>> start Raw records

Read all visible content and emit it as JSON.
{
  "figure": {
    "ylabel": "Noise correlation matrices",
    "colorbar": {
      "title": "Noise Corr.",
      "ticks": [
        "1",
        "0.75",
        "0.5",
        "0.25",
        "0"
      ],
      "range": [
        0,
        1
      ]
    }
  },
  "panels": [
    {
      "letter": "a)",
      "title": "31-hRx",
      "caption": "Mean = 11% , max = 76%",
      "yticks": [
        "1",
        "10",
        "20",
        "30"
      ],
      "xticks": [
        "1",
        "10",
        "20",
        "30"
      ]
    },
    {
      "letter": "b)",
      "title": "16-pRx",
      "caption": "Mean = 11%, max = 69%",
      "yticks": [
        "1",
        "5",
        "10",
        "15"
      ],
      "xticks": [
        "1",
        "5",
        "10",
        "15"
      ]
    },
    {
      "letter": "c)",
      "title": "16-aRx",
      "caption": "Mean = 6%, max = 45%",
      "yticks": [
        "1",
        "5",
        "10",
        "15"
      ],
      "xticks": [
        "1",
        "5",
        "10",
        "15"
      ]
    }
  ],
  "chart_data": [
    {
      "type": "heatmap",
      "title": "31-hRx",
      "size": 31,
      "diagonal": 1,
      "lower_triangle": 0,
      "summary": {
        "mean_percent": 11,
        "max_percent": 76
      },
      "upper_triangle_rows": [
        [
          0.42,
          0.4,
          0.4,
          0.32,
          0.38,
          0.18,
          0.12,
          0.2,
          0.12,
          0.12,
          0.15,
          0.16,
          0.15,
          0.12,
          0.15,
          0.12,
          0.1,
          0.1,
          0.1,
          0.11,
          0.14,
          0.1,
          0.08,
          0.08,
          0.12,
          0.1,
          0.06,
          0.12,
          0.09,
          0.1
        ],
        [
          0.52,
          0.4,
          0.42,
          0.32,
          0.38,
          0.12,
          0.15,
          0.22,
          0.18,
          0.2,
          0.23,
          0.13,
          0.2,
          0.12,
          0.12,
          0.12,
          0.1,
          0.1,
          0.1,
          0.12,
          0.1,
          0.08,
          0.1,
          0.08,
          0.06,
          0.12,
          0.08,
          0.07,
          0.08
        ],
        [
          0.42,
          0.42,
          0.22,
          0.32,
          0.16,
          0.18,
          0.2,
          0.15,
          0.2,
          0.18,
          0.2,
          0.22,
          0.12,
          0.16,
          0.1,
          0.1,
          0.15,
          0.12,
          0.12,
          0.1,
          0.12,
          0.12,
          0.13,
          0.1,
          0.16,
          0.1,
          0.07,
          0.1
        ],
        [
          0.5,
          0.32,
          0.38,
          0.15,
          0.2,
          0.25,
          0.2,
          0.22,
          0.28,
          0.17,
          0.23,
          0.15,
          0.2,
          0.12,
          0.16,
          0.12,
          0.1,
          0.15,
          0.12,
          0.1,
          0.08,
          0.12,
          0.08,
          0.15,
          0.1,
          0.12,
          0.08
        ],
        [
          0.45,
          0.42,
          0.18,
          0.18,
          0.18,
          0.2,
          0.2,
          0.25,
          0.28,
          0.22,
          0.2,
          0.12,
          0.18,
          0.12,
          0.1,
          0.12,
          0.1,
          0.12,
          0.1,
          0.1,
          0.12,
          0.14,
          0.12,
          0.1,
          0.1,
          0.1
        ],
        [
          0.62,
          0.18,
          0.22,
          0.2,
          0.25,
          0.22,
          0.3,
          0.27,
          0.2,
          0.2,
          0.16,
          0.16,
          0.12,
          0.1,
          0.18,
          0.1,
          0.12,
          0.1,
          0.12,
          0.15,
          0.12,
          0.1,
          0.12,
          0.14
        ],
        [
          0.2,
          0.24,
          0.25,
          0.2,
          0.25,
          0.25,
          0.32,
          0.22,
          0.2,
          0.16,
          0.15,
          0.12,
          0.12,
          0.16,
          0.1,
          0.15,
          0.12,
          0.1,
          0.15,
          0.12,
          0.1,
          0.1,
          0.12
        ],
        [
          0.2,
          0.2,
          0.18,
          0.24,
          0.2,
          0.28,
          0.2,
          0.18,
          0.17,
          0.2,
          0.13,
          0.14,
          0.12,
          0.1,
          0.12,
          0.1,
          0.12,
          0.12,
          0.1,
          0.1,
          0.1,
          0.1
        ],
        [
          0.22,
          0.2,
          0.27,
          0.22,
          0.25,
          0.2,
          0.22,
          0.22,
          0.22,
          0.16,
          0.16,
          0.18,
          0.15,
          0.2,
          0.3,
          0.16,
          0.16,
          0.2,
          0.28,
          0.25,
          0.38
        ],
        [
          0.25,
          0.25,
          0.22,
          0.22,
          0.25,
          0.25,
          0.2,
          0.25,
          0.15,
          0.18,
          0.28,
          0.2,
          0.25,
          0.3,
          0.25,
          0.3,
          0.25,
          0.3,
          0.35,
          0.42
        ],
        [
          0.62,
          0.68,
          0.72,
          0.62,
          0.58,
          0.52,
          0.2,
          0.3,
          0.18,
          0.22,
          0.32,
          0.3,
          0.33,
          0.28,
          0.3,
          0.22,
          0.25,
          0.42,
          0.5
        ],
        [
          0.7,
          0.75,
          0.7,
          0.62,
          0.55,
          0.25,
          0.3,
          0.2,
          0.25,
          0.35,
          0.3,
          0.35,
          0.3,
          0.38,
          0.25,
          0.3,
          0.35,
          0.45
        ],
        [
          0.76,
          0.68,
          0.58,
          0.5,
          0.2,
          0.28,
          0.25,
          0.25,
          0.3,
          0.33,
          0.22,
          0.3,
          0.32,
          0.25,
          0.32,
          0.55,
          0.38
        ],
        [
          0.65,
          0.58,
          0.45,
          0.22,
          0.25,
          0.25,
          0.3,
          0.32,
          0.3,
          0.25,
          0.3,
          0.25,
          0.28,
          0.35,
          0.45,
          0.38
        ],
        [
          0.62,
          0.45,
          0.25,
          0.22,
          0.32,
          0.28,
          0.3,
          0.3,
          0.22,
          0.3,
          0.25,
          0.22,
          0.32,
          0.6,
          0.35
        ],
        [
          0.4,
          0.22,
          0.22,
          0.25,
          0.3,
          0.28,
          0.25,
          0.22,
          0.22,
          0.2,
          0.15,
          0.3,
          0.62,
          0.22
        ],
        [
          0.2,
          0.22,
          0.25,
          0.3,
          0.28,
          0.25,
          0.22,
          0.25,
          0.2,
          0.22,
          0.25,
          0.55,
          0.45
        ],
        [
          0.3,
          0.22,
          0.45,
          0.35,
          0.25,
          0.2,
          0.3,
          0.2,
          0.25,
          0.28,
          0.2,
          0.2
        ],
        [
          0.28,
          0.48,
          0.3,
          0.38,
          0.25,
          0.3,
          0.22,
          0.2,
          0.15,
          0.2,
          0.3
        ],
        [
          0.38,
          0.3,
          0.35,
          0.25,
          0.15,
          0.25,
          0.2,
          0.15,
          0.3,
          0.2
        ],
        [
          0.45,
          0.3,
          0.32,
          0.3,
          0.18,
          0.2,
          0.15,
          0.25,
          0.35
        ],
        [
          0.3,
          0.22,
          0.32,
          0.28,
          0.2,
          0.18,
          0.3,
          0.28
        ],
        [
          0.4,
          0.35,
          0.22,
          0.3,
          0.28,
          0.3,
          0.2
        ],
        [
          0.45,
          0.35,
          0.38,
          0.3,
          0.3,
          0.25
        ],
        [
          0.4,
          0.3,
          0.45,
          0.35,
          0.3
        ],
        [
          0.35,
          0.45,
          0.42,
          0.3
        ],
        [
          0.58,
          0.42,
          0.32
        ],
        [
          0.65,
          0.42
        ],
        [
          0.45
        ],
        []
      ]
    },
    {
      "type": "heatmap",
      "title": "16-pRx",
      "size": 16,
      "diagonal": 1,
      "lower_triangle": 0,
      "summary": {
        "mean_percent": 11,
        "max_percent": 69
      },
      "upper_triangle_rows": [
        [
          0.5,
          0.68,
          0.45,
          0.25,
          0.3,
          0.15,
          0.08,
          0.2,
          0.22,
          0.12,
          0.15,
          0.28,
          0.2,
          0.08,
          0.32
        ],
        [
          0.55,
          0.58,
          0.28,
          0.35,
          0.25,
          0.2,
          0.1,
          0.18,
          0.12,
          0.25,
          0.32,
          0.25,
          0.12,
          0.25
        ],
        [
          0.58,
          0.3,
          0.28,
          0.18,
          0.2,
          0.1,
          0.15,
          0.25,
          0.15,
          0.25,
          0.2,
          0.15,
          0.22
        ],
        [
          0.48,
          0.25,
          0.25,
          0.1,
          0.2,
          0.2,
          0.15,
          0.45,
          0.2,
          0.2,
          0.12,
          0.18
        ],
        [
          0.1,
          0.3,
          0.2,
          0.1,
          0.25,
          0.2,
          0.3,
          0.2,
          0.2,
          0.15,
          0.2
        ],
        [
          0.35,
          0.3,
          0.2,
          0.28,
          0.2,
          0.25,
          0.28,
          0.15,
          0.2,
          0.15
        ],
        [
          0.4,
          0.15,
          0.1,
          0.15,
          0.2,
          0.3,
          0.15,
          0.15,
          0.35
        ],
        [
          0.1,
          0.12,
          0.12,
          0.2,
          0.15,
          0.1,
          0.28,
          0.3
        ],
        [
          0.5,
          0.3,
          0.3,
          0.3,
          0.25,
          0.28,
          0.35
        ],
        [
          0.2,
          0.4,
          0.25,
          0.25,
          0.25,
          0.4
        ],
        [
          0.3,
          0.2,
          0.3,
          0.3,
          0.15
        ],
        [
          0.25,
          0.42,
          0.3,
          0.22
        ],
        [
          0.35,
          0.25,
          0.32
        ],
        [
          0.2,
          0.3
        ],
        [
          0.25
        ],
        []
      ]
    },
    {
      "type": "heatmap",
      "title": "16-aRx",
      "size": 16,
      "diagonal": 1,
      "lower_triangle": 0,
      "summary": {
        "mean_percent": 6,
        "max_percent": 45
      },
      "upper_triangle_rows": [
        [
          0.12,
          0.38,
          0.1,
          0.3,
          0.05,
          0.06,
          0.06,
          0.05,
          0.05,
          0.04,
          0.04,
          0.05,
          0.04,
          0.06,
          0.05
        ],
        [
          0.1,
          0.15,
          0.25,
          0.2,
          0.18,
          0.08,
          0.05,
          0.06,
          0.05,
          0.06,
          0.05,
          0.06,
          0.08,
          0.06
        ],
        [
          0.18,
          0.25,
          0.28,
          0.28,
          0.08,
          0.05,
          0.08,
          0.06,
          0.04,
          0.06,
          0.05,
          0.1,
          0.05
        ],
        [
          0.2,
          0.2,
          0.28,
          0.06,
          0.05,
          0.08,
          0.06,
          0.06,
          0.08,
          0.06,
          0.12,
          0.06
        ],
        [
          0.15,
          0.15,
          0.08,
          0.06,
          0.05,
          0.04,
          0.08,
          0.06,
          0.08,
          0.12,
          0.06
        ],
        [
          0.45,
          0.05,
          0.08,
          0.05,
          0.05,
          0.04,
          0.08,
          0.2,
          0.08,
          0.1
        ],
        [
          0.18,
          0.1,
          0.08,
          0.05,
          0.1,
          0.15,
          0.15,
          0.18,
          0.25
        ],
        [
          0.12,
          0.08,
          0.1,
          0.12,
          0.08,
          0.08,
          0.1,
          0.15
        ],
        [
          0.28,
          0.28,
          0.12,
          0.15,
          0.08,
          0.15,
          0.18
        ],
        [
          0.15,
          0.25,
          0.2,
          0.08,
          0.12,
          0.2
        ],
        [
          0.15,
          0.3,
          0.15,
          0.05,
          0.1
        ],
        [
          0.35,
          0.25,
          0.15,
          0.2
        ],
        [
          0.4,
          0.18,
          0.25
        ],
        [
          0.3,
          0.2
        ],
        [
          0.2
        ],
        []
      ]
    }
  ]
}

>> end Raw records

What you are asked to do :: Copy every line above in which the string "caption" shows up.

Full output ::
      "caption": "Mean = 11% , max = 76%",
      "caption": "Mean = 11%, max = 69%",
      "caption": "Mean = 6%, max = 45%",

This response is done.